> **GIVEN PASSAGE**:
———

InvestSMART

Keen historians would invest now

If history is any guide - and let's face it, history is the only guide - it is a good time to buy shares.
By · 21 Jul 2012
By ·
21 Jul 2012
comments Comments
Upsell Banner
If history is any guide - and let's face it, history is the only guide - it is a good time to buy shares.

Not that we are recommending it - we don't boast a financial services licence for one - but merely pointing out that it is statistically logical.

Research from Mark Hancock's Precept Investment Actuaries puts the return from Australian shares for the 20 years to June 30, 2012, at 8.9 per cent. That's if you bought, sat there, raked in the fully franked dividends and didn't trade.

As the endangered species of the self-funded retiree can attest, the average market return over the past five years has been minus 4 per cent. That is minus 13.4 per cent, minus 20.1 per cent, 13.1, 11.7 and minus 6.7 per cent respectively, which suggests the worm of probability should have turned.

"Based on the last 20 years and even the 10 years prior to that, in our opinion it would be statistically unlikely to have another negative five-year period going forward from 2012 to 2017."

That's on a five-year view. As Hancock points out, negative years tend to correlate, so it might be a smidgeon more likely that this year will be negative too.

———

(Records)
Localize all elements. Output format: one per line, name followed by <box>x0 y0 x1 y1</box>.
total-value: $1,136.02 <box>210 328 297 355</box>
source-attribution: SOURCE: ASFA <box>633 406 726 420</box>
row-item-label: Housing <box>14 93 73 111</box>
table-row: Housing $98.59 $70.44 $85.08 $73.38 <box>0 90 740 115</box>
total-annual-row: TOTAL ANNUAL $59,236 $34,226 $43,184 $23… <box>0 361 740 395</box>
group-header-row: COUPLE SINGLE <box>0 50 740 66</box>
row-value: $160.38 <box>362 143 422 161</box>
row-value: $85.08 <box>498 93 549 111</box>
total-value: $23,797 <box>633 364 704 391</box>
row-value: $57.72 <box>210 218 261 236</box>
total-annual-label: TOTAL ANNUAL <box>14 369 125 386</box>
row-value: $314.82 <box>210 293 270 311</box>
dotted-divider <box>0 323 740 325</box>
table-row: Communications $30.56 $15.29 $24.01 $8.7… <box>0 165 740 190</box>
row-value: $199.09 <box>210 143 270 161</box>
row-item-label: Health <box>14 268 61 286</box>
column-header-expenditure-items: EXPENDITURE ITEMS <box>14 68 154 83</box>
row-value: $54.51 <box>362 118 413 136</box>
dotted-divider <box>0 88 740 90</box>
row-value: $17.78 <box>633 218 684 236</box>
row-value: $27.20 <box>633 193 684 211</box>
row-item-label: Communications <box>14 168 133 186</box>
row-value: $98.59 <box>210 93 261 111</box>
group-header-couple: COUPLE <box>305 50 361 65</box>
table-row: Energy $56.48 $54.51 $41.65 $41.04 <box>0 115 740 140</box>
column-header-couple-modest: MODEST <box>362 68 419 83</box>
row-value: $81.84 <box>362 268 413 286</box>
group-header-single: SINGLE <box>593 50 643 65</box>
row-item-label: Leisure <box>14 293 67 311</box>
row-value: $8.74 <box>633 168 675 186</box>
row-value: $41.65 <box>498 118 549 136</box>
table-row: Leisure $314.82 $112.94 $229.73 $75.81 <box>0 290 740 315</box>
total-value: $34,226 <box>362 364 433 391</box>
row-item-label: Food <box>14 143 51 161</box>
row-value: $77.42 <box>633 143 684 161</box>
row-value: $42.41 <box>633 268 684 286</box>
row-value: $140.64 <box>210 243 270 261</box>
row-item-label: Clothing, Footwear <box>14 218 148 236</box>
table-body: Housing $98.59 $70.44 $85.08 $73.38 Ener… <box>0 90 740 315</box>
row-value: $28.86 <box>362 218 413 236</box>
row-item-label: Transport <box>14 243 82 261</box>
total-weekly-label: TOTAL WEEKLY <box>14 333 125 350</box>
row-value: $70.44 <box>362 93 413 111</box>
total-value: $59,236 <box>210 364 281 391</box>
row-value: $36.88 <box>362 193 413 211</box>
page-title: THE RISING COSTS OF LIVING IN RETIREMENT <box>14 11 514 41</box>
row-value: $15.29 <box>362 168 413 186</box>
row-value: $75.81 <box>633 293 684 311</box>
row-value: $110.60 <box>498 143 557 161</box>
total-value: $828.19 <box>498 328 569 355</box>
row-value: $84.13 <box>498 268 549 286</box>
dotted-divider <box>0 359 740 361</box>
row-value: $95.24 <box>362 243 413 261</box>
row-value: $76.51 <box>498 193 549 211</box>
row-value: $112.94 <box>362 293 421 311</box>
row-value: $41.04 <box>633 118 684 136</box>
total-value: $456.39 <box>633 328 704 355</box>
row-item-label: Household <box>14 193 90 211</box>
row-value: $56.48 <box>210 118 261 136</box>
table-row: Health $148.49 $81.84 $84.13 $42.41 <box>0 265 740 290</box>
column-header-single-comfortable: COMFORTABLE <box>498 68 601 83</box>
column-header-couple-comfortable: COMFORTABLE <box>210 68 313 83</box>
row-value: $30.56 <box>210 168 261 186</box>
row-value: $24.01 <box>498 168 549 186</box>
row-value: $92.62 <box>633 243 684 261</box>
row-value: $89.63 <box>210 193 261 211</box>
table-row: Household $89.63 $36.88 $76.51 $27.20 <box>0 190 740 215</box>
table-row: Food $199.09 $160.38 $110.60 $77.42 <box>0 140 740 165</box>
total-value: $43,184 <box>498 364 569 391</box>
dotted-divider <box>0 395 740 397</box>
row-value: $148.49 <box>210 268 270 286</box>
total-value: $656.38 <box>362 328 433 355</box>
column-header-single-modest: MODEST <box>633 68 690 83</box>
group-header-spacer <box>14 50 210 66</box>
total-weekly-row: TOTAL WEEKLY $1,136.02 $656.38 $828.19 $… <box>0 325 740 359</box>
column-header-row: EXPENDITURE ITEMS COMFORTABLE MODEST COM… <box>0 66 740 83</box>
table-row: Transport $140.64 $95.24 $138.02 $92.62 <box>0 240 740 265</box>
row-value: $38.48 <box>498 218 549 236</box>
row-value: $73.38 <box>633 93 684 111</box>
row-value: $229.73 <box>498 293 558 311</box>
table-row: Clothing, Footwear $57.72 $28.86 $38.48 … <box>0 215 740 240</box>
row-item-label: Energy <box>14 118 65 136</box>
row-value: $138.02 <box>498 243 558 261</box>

———

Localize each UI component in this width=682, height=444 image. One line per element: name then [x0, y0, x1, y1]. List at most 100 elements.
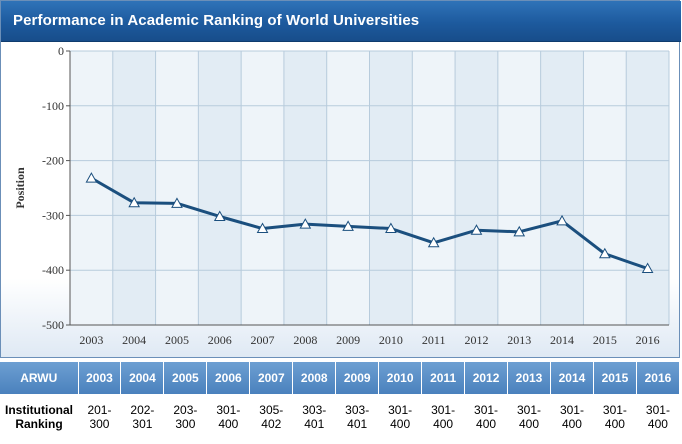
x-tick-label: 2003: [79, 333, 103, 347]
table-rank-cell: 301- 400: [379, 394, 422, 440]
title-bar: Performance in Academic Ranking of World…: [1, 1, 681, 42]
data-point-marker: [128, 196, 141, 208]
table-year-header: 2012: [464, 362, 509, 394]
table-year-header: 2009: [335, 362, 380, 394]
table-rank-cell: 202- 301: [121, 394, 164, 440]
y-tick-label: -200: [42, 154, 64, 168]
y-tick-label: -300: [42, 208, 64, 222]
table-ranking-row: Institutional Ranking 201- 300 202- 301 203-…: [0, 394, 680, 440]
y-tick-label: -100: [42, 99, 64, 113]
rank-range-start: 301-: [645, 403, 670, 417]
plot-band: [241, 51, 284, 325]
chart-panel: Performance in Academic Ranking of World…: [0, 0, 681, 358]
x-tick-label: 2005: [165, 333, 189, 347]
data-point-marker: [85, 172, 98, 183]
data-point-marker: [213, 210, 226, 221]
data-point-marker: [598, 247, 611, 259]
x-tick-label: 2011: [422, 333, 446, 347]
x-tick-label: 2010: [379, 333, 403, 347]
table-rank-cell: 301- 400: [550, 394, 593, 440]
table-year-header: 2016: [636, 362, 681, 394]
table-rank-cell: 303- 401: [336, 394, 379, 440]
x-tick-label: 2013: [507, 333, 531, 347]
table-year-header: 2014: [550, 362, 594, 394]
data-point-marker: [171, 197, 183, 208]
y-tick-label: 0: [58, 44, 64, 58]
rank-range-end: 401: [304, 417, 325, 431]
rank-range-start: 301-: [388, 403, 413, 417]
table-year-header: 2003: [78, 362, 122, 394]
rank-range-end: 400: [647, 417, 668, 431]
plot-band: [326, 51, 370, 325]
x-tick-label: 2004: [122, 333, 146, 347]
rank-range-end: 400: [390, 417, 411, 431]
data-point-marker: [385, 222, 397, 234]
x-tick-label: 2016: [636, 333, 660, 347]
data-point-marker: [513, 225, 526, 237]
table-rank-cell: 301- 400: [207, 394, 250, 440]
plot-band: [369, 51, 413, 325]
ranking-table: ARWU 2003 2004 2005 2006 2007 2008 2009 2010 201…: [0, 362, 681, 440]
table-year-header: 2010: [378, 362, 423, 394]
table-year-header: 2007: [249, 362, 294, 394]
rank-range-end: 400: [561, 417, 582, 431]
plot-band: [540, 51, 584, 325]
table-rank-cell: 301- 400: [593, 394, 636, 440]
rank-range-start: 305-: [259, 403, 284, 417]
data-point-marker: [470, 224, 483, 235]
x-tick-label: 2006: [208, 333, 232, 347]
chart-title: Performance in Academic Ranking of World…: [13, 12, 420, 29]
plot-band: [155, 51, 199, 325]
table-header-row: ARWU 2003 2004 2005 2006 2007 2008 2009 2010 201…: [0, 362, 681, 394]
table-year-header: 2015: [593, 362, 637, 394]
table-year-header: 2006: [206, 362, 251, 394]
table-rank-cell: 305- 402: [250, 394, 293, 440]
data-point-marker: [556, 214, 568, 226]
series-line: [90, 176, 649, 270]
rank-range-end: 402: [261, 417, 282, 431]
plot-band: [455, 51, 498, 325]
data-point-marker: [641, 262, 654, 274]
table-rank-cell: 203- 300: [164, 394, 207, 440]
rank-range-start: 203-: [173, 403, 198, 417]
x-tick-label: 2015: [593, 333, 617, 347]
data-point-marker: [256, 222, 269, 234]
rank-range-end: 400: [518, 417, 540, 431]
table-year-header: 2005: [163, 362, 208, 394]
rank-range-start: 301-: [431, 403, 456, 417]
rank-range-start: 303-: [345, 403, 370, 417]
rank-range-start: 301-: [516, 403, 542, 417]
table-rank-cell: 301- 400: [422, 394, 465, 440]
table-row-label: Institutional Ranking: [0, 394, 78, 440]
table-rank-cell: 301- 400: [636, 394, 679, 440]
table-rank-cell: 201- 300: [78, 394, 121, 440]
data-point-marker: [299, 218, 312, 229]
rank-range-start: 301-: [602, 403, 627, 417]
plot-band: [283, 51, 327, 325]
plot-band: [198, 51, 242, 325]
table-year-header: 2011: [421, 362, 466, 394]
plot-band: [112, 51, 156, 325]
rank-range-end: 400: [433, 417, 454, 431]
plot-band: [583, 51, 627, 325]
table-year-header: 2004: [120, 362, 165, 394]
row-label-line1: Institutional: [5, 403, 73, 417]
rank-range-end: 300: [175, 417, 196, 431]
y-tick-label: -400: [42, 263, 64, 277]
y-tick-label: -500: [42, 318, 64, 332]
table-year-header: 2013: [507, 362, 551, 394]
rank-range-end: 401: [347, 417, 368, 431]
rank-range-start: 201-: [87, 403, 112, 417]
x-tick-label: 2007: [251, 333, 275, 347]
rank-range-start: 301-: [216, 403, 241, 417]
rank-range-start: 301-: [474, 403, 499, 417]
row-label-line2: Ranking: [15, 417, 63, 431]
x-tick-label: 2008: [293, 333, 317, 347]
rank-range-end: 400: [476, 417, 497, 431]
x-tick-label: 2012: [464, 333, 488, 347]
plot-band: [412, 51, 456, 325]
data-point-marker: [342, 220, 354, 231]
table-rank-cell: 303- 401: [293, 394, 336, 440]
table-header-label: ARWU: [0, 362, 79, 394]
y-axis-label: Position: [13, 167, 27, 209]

———

> **WORK TO COMPLETE**:
1 - Copy the part of the share-returns article that opens with the words containing "That's on a" and closes with "be negative too.", replacing "smidgeon" with "touch".
2 - What return does the share-returns article give for Australian shares over the 20 years to June 30, 2012?

> **ANSWERS FOR THE EXERCISE**:
1 -
That's on a five-year view. As Hancock points out, negative years tend to correlate, so it might be a touch more likely that this year will be negative too.

2 - 8.9 per cent